§ WHAT IS BEING ASKED
Write the material out again exactly.

§ TASK INPUTS
-- -- --

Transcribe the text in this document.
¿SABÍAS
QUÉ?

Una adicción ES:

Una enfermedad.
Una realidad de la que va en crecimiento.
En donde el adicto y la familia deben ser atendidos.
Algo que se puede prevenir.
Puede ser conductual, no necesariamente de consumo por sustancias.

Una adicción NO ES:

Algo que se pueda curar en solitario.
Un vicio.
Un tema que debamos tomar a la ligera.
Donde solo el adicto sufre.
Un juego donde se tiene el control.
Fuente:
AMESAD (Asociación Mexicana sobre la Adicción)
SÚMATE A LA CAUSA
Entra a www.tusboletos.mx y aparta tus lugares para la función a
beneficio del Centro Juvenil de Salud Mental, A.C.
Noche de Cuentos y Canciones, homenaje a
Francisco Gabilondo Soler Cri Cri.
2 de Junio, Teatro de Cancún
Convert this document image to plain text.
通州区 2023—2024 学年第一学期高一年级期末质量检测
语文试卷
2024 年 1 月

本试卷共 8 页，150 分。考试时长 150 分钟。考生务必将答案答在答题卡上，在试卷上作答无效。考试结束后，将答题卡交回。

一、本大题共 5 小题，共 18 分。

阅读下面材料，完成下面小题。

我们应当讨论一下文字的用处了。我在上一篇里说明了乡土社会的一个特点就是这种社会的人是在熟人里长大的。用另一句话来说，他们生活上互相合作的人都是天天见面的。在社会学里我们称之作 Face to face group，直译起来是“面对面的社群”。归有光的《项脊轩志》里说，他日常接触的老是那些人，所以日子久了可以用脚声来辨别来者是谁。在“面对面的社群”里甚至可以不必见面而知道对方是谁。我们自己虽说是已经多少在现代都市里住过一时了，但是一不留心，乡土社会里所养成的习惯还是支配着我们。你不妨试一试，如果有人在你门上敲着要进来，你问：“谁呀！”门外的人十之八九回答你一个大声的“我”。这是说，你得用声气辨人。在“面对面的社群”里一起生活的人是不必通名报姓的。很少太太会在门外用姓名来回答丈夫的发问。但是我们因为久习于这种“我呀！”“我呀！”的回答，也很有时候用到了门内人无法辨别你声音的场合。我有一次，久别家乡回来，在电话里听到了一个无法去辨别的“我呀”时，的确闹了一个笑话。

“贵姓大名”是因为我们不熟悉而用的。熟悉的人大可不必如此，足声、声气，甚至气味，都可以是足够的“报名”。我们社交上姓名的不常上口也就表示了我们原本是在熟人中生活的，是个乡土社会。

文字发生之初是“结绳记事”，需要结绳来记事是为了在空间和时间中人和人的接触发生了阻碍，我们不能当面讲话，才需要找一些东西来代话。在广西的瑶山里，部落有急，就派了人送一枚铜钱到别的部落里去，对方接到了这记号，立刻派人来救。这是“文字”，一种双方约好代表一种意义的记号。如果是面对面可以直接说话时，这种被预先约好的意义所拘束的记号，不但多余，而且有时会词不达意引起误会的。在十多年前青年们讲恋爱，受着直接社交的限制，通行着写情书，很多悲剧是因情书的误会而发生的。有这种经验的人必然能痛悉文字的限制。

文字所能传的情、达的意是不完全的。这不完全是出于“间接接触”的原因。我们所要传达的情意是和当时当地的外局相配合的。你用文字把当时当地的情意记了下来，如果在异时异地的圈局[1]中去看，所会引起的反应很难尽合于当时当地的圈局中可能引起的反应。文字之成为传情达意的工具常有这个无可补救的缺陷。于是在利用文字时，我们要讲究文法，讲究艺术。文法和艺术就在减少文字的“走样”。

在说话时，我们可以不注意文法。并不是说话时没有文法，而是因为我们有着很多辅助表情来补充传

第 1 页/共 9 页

-- -- --

§ RESULT
Transcribe the text in this document.
¿SABÍAS
QUÉ?

Una adicción ES:

Una enfermedad.
Una realidad de la que va en crecimiento.
En donde el adicto y la familia deben ser atendidos.
Algo que se puede prevenir.
Puede ser conductual, no necesariamente de consumo por sustancias.

Una adicción NO ES:

Algo que se pueda curar en solitario.
Un vicio.
Un tema que debamos tomar a la ligera.
Donde solo el adicto sufre.
Un juego donde se tiene el control.
Fuente:
AMESAD (Asociación Mexicana sobre la Adicción)
SÚMATE A LA CAUSA
Entra a www.tusboletos.mx y aparta tus lugares para la función a
beneficio del Centro Juvenil de Salud Mental, A.C.
Noche de Cuentos y Canciones, homenaje a
Francisco Gabilondo Soler Cri Cri.
2 de Junio, Teatro de Cancún
Convert this document image to plain text.
通州区 2023—2024 学年第一学期高一年级期末质量检测
语文试卷
2024 年 1 月

本试卷共 8 页，150 分。考试时长 150 分钟。考生务必将答案答在答题卡上，在试卷上作答无效。考试结束后，将答题卡交回。

一、本大题共 5 小题，共 18 分。

阅读下面材料，完成下面小题。

我们应当讨论一下文字的用处了。我在上一篇里说明了乡土社会的一个特点就是这种社会的人是在熟人里长大的。用另一句话来说，他们生活上互相合作的人都是天天见面的。在社会学里我们称之作 Face to face group，直译起来是“面对面的社群”。归有光的《项脊轩志》里说，他日常接触的老是那些人，所以日子久了可以用脚声来辨别来者是谁。在“面对面的社群”里甚至可以不必见面而知道对方是谁。我们自己虽说是已经多少在现代都市里住过一时了，但是一不留心，乡土社会里所养成的习惯还是支配着我们。你不妨试一试，如果有人在你门上敲着要进来，你问：“谁呀！”门外的人十之八九回答你一个大声的“我”。这是说，你得用声气辨人。在“面对面的社群”里一起生活的人是不必通名报姓的。很少太太会在门外用姓名来回答丈夫的发问。但是我们因为久习于这种“我呀！”“我呀！”的回答，也很有时候用到了门内人无法辨别你声音的场合。我有一次，久别家乡回来，在电话里听到了一个无法去辨别的“我呀”时，的确闹了一个笑话。

“贵姓大名”是因为我们不熟悉而用的。熟悉的人大可不必如此，足声、声气，甚至气味，都可以是足够的“报名”。我们社交上姓名的不常上口也就表示了我们原本是在熟人中生活的，是个乡土社会。

文字发生之初是“结绳记事”，需要结绳来记事是为了在空间和时间中人和人的接触发生了阻碍，我们不能当面讲话，才需要找一些东西来代话。在广西的瑶山里，部落有急，就派了人送一枚铜钱到别的部落里去，对方接到了这记号，立刻派人来救。这是“文字”，一种双方约好代表一种意义的记号。如果是面对面可以直接说话时，这种被预先约好的意义所拘束的记号，不但多余，而且有时会词不达意引起误会的。在十多年前青年们讲恋爱，受着直接社交的限制，通行着写情书，很多悲剧是因情书的误会而发生的。有这种经验的人必然能痛悉文字的限制。

文字所能传的情、达的意是不完全的。这不完全是出于“间接接触”的原因。我们所要传达的情意是和当时当地的外局相配合的。你用文字把当时当地的情意记了下来，如果在异时异地的圈局[1]中去看，所会引起的反应很难尽合于当时当地的圈局中可能引起的反应。文字之成为传情达意的工具常有这个无可补救的缺陷。于是在利用文字时，我们要讲究文法，讲究艺术。文法和艺术就在减少文字的“走样”。

在说话时，我们可以不注意文法。并不是说话时没有文法，而是因为我们有着很多辅助表情来补充传

第 1 页/共 9 页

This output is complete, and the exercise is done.